* Goal *
Return every line of the entries below verbatim, changing nothing.

-- begin --

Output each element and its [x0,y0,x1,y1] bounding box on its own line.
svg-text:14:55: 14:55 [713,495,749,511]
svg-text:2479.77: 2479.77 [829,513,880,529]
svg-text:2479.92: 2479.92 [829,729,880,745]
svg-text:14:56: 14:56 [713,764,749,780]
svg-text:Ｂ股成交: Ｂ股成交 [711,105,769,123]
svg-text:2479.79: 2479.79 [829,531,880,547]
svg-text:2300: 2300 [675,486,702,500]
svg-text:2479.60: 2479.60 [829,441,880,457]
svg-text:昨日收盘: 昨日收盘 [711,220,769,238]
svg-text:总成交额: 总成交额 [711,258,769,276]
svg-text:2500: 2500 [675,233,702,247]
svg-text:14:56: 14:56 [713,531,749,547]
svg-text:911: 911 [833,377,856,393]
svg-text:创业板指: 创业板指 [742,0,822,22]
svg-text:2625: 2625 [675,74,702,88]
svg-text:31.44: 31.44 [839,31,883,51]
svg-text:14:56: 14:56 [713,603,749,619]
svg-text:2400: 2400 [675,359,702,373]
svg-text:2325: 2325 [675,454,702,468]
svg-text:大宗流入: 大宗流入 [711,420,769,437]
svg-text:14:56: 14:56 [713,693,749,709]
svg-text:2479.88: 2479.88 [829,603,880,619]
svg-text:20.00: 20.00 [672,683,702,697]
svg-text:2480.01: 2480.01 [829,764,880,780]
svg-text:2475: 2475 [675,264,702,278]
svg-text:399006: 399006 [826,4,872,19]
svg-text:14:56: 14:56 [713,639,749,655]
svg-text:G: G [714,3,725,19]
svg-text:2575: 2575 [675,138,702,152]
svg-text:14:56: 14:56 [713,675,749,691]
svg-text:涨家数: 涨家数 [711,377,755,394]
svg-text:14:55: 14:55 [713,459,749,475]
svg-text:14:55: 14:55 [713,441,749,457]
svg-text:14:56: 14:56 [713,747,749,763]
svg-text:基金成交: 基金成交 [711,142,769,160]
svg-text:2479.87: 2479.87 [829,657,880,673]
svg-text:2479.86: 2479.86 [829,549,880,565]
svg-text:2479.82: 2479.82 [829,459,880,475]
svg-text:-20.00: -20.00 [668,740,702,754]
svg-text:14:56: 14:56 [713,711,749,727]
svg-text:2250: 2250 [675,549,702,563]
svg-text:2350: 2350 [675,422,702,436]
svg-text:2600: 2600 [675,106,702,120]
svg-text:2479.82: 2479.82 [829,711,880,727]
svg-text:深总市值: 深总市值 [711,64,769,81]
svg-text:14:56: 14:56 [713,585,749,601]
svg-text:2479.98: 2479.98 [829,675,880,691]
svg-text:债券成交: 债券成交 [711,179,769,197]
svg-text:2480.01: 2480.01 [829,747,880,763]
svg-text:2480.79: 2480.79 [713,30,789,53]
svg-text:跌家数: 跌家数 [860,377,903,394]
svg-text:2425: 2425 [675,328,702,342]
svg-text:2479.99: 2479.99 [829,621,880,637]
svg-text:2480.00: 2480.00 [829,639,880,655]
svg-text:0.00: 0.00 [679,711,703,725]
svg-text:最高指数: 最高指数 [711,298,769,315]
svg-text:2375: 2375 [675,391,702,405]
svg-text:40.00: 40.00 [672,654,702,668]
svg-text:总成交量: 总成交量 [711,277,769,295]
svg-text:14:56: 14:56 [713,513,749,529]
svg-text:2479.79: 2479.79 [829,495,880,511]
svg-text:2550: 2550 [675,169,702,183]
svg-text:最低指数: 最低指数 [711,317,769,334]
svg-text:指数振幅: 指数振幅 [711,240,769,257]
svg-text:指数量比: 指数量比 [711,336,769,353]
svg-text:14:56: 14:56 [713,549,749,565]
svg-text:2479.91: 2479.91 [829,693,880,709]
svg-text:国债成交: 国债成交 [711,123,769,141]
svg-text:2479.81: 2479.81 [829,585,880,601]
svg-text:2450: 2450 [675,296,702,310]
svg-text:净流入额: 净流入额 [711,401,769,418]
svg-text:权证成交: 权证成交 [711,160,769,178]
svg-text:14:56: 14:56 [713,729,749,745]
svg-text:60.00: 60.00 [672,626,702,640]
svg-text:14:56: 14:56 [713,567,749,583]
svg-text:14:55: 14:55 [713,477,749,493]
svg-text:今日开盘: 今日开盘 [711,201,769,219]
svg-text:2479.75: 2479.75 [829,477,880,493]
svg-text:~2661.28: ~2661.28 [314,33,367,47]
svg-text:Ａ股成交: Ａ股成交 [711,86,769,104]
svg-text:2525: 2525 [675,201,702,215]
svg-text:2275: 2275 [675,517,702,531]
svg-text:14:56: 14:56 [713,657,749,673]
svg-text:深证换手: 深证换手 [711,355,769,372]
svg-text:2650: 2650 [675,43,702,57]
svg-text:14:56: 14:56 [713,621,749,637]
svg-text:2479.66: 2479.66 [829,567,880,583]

-- end --

* Solution for this exercise *
Output each element and its [x0,y0,x1,y1] bounding box on its own line.
svg-text:14:55: 14:55 [713,495,749,511]
svg-text:2479.77: 2479.77 [829,513,880,529]
svg-text:2479.92: 2479.92 [829,729,880,745]
svg-text:14:56: 14:56 [713,764,749,780]
svg-text:Ｂ股成交: Ｂ股成交 [711,105,769,123]
svg-text:2479.79: 2479.79 [829,531,880,547]
svg-text:2300: 2300 [675,486,702,500]
svg-text:2479.60: 2479.60 [829,441,880,457]
svg-text:昨日收盘: 昨日收盘 [711,220,769,238]
svg-text:总成交额: 总成交额 [711,258,769,276]
svg-text:2500: 2500 [675,233,702,247]
svg-text:14:56: 14:56 [713,531,749,547]
svg-text:911: 911 [833,377,856,393]
svg-text:创业板指: 创业板指 [742,0,822,22]
svg-text:2625: 2625 [675,74,702,88]
svg-text:31.44: 31.44 [839,31,883,51]
svg-text:14:56: 14:56 [713,603,749,619]
svg-text:2400: 2400 [675,359,702,373]
svg-text:2325: 2325 [675,454,702,468]
svg-text:大宗流入: 大宗流入 [711,420,769,437]
svg-text:14:56: 14:56 [713,693,749,709]
svg-text:2479.88: 2479.88 [829,603,880,619]
svg-text:20.00: 20.00 [672,683,702,697]
svg-text:2480.01: 2480.01 [829,764,880,780]
svg-text:2475: 2475 [675,264,702,278]
svg-text:399006: 399006 [826,4,872,19]
svg-text:14:56: 14:56 [713,639,749,655]
svg-text:G: G [714,3,725,19]
svg-text:2575: 2575 [675,138,702,152]
svg-text:14:56: 14:56 [713,675,749,691]
svg-text:涨家数: 涨家数 [711,377,755,394]
svg-text:14:55: 14:55 [713,459,749,475]
svg-text:14:55: 14:55 [713,441,749,457]
svg-text:14:56: 14:56 [713,747,749,763]
svg-text:基金成交: 基金成交 [711,142,769,160]
svg-text:2479.87: 2479.87 [829,657,880,673]
svg-text:2479.86: 2479.86 [829,549,880,565]
svg-text:2479.82: 2479.82 [829,459,880,475]
svg-text:-20.00: -20.00 [668,740,702,754]
svg-text:14:56: 14:56 [713,711,749,727]
svg-text:2250: 2250 [675,549,702,563]
svg-text:2350: 2350 [675,422,702,436]
svg-text:2600: 2600 [675,106,702,120]
svg-text:2479.82: 2479.82 [829,711,880,727]
svg-text:深总市值: 深总市值 [711,64,769,81]
svg-text:14:56: 14:56 [713,585,749,601]
svg-text:2479.98: 2479.98 [829,675,880,691]
svg-text:债券成交: 债券成交 [711,179,769,197]
svg-text:2480.01: 2480.01 [829,747,880,763]
svg-text:2480.79: 2480.79 [713,30,789,53]
svg-text:跌家数: 跌家数 [860,377,903,394]
svg-text:2425: 2425 [675,328,702,342]
svg-text:2479.99: 2479.99 [829,621,880,637]
svg-text:2480.00: 2480.00 [829,639,880,655]
svg-text:0.00: 0.00 [679,711,703,725]
svg-text:最高指数: 最高指数 [711,298,769,315]
svg-text:2375: 2375 [675,391,702,405]
svg-text:40.00: 40.00 [672,654,702,668]
svg-text:总成交量: 总成交量 [711,277,769,295]
svg-text:14:56: 14:56 [713,513,749,529]
svg-text:2479.79: 2479.79 [829,495,880,511]
svg-text:2550: 2550 [675,169,702,183]
svg-text:最低指数: 最低指数 [711,317,769,334]
svg-text:指数振幅: 指数振幅 [711,240,769,257]
svg-text:指数量比: 指数量比 [711,336,769,353]
svg-text:14:56: 14:56 [713,549,749,565]
svg-text:2479.91: 2479.91 [829,693,880,709]
svg-text:国债成交: 国债成交 [711,123,769,141]
svg-text:2479.81: 2479.81 [829,585,880,601]
svg-text:2450: 2450 [675,296,702,310]
svg-text:净流入额: 净流入额 [711,401,769,418]
svg-text:权证成交: 权证成交 [711,160,769,178]
svg-text:14:56: 14:56 [713,729,749,745]
svg-text:60.00: 60.00 [672,626,702,640]
svg-text:14:56: 14:56 [713,567,749,583]
svg-text:14:55: 14:55 [713,477,749,493]
svg-text:今日开盘: 今日开盘 [711,201,769,219]
svg-text:2479.75: 2479.75 [829,477,880,493]
svg-text:~2661.28: ~2661.28 [314,33,367,47]
svg-text:Ａ股成交: Ａ股成交 [711,86,769,104]
svg-text:2525: 2525 [675,201,702,215]
svg-text:2275: 2275 [675,517,702,531]
svg-text:14:56: 14:56 [713,657,749,673]
svg-text:深证换手: 深证换手 [711,355,769,372]
svg-text:2650: 2650 [675,43,702,57]
svg-text:14:56: 14:56 [713,621,749,637]
svg-text:2479.66: 2479.66 [829,567,880,583]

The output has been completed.